▶ [Given instruction]: Retype each line of the material exactly, please, skipping any picture in it.

(Source data)
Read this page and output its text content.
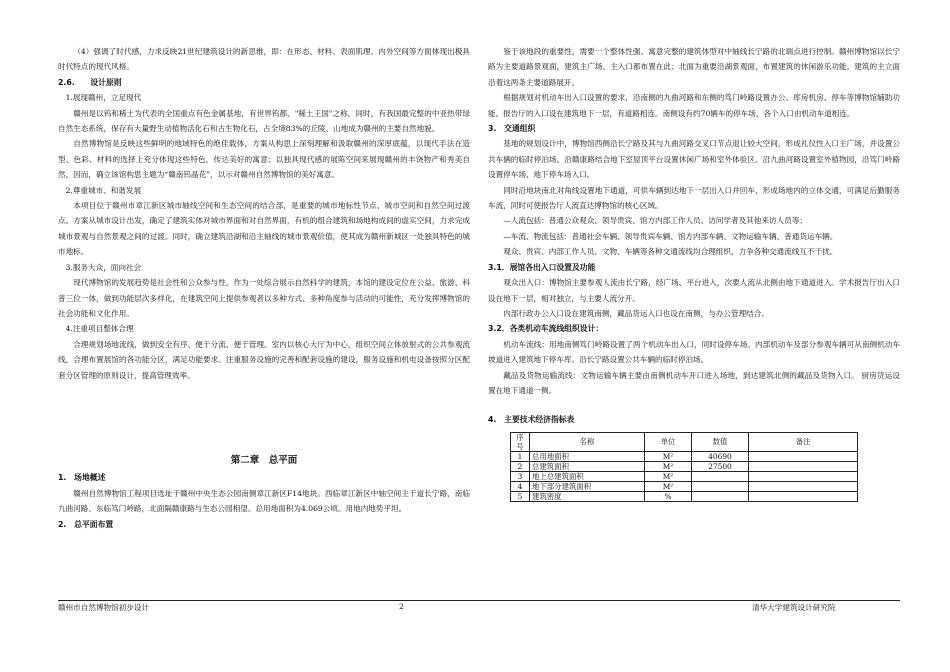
（4）强调了时代感，力求反映21世纪建筑设计的新思维，即：在形态、材料、表面肌理、内外空间等方面体现出极具时代特点的现代风格。

2.6.　　设计原则

1.展现赣州，立足现代

赣州是以钨和稀土为代表的全国重点有色金属基地，有世界钨都、"稀土王国"之称，同时，有我国最完整的中亚热带绿自然生态系统，保存有大量野生动植物活化石和古生物化石，占全境83%的丘陵、山地成为赣州的主要自然地貌。

自然博物馆是反映这些鲜明的地域特色的绝佳载体，方案从构思上深刻理解和汲取赣州的深厚底蕴，以现代手法在造型、色彩、材料的选择上充分体现这些特色，传达美好的寓意；以独具现代感的展陈空间来展现赣州的丰饶物产和秀美自然，因而，确立该馆构思主题为“赣南钨晶花”，以示对赣州自然博物馆的美好寓意。

2.尊重城市、和谐发展

本项目位于赣州市章江新区城市轴线空间和生态空间的结合部，是重要的城市地标性节点、城市空间和自然空间过渡点。方案从城市设计出发，确定了建筑实体对城市界面和对自然界面，有机的组合建筑和场地构成间的虚实空间，力求完成城市景观与自然景观之间的过渡。同时，确立建筑沿湖和沿主轴线的城市景观价值，使其成为赣州新城区一处独具特色的城市地标。

3.服务大众，面向社会

现代博物馆的发展趋势是社会性和公众参与性。作为一处综合展示自然科学的建筑，本馆的建设定位在公益、旅游、科普三位一体，做到功能层次多样化，在建筑空间上提供参观者以多种方式、多种角度参与活动的可能性，充分发挥博物馆的社会功能和文化作用。

4.注重项目整体合理

合理规划场地流线，做到安全有序、便于分流、便于管理。室内以核心大厅为中心，组织空间立体放射式的公共参观流线，合理布置展馆的各功能分区，满足功能要求。注重服务设施的完善和配套设施的建设，服务设施和机电设备按照分区配套分区管理的原则设计，提高管理效率。

第二章　总平面

1.　场地概述

赣州自然博物馆工程项目选址于赣州中央生态公园南侧章江新区F14地块。西临章江新区中轴空间主干道长宁路，南临九曲河路、东临笃门岭路，北面隔赣康路与生态公园相望。总用地面积为4.069公顷。用地内地势平坦。

2.　总平面布置

鉴于该地段的重要性，需要一个整体性强、寓意完整的建筑体型对中轴线长宁路的北端点进行控制。赣州博物馆以长宁路为主要道路景观面，建筑主广场、主入口都布置在此；北面为重要沿湖景观面，布置建筑的休闲游乐功能。建筑的主立面沿着这两条主要道路展开。

根据规划对机动车出入口设置的要求，沿南侧的九曲河路和东侧的笃门岭路设置办公、库房机房、停车等博物馆辅助功能。报告厅的入口设在建筑地下一层，有道路相连。南侧设有约70辆车的停车场，各个入口由机动车道相连。

3.　交通组织

基地的规划设计中，博物馆西侧沿长宁路及其与九曲河路交叉口节点退让较大空间，形成礼仪性入口主广场，并设置公共车辆的临时停泊场。沿赣康路结合地下室屋顶平台设置休闲广场和室外体验区。沿九曲河路设置室外植物园，沿笃门岭路设置停车场、地下停车场入口。

同时沿地块南北对角线设置地下通道，可供车辆到达地下一层出入口并回车，形成场地内的立体交通，可满足后勤服务车流，同时可使报告厅人流直达博物馆的核心区域。

—人流包括：普通公众观众、领导贵宾、馆方内部工作人员、访问学者及其他来访人员等；

—车流、物流包括：普通社会车辆、领导贵宾车辆、馆方内部车辆、文物运输车辆、普通货运车辆。

观众、贵宾、内部工作人员、文物、车辆等各种交通流线均合理组织，力争各种交通流线互不干扰。

3.1．展馆各出入口设置及功能

观众出入口：博物馆主要参观人流由长宁路，经广场、平台进入，次要人流从北侧由地下通道进入。学术报告厅出入口设在地下一层，相对独立，与主要人流分开。

内部行政办公入口设在建筑南侧，藏品货运入口也设在南侧，与办公管理结合。

3.2．各类机动车流线组织设计：

机动车流线：用地南侧笃门岭路设置了两个机动车出入口，同时设停车场。内部机动车及部分参观车辆可从南侧机动车坡道进入建筑地下停车库。沿长宁路设置公共车辆的临时停泊场。

藏品及货物运输流线：文物运输车辆主要由南侧机动车开口进入场地，到达建筑北侧的藏品及货物入口。 厨房货运设置在地下通道一侧。

4.　主要技术经济指标表

序号	名称	单位	数值	备注
1	总用地面积	M²	40690	
2	总建筑面积	M²	27500	
3	地上总建筑面积	M²		
4	地下部分建筑面积	M²		
5	建筑密度	%		
赣州市自然博物馆初步设计	2	清华大学建筑设计研究院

▶ [Written answer]:
Read this page and output its text content.
（4）强调了时代感，力求反映21世纪建筑设计的新思维，即：在形态、材料、表面肌理、内外空间等方面体现出极具时代特点的现代风格。

2.6.　　设计原则

1.展现赣州，立足现代

赣州是以钨和稀土为代表的全国重点有色金属基地，有世界钨都、"稀土王国"之称，同时，有我国最完整的中亚热带绿自然生态系统，保存有大量野生动植物活化石和古生物化石，占全境83%的丘陵、山地成为赣州的主要自然地貌。

自然博物馆是反映这些鲜明的地域特色的绝佳载体，方案从构思上深刻理解和汲取赣州的深厚底蕴，以现代手法在造型、色彩、材料的选择上充分体现这些特色，传达美好的寓意；以独具现代感的展陈空间来展现赣州的丰饶物产和秀美自然，因而，确立该馆构思主题为“赣南钨晶花”，以示对赣州自然博物馆的美好寓意。

2.尊重城市、和谐发展

本项目位于赣州市章江新区城市轴线空间和生态空间的结合部，是重要的城市地标性节点、城市空间和自然空间过渡点。方案从城市设计出发，确定了建筑实体对城市界面和对自然界面，有机的组合建筑和场地构成间的虚实空间，力求完成城市景观与自然景观之间的过渡。同时，确立建筑沿湖和沿主轴线的城市景观价值，使其成为赣州新城区一处独具特色的城市地标。

3.服务大众，面向社会

现代博物馆的发展趋势是社会性和公众参与性。作为一处综合展示自然科学的建筑，本馆的建设定位在公益、旅游、科普三位一体，做到功能层次多样化，在建筑空间上提供参观者以多种方式、多种角度参与活动的可能性，充分发挥博物馆的社会功能和文化作用。

4.注重项目整体合理

合理规划场地流线，做到安全有序、便于分流、便于管理。室内以核心大厅为中心，组织空间立体放射式的公共参观流线，合理布置展馆的各功能分区，满足功能要求。注重服务设施的完善和配套设施的建设，服务设施和机电设备按照分区配套分区管理的原则设计，提高管理效率。

第二章　总平面

1.　场地概述

赣州自然博物馆工程项目选址于赣州中央生态公园南侧章江新区F14地块。西临章江新区中轴空间主干道长宁路，南临九曲河路、东临笃门岭路，北面隔赣康路与生态公园相望。总用地面积为4.069公顷。用地内地势平坦。

2.　总平面布置

鉴于该地段的重要性，需要一个整体性强、寓意完整的建筑体型对中轴线长宁路的北端点进行控制。赣州博物馆以长宁路为主要道路景观面，建筑主广场、主入口都布置在此；北面为重要沿湖景观面，布置建筑的休闲游乐功能。建筑的主立面沿着这两条主要道路展开。

根据规划对机动车出入口设置的要求，沿南侧的九曲河路和东侧的笃门岭路设置办公、库房机房、停车等博物馆辅助功能。报告厅的入口设在建筑地下一层，有道路相连。南侧设有约70辆车的停车场，各个入口由机动车道相连。

3.　交通组织

基地的规划设计中，博物馆西侧沿长宁路及其与九曲河路交叉口节点退让较大空间，形成礼仪性入口主广场，并设置公共车辆的临时停泊场。沿赣康路结合地下室屋顶平台设置休闲广场和室外体验区。沿九曲河路设置室外植物园，沿笃门岭路设置停车场、地下停车场入口。

同时沿地块南北对角线设置地下通道，可供车辆到达地下一层出入口并回车，形成场地内的立体交通，可满足后勤服务车流，同时可使报告厅人流直达博物馆的核心区域。

—人流包括：普通公众观众、领导贵宾、馆方内部工作人员、访问学者及其他来访人员等；

—车流、物流包括：普通社会车辆、领导贵宾车辆、馆方内部车辆、文物运输车辆、普通货运车辆。

观众、贵宾、内部工作人员、文物、车辆等各种交通流线均合理组织，力争各种交通流线互不干扰。

3.1．展馆各出入口设置及功能

观众出入口：博物馆主要参观人流由长宁路，经广场、平台进入，次要人流从北侧由地下通道进入。学术报告厅出入口设在地下一层，相对独立，与主要人流分开。

内部行政办公入口设在建筑南侧，藏品货运入口也设在南侧，与办公管理结合。

3.2．各类机动车流线组织设计：

机动车流线：用地南侧笃门岭路设置了两个机动车出入口，同时设停车场。内部机动车及部分参观车辆可从南侧机动车坡道进入建筑地下停车库。沿长宁路设置公共车辆的临时停泊场。

藏品及货物运输流线：文物运输车辆主要由南侧机动车开口进入场地，到达建筑北侧的藏品及货物入口。 厨房货运设置在地下通道一侧。

4.　主要技术经济指标表

序号	名称	单位	数值	备注
1	总用地面积	M²	40690	
2	总建筑面积	M²	27500	
3	地上总建筑面积	M²		
4	地下部分建筑面积	M²		
5	建筑密度	%		
赣州市自然博物馆初步设计	2	清华大学建筑设计研究院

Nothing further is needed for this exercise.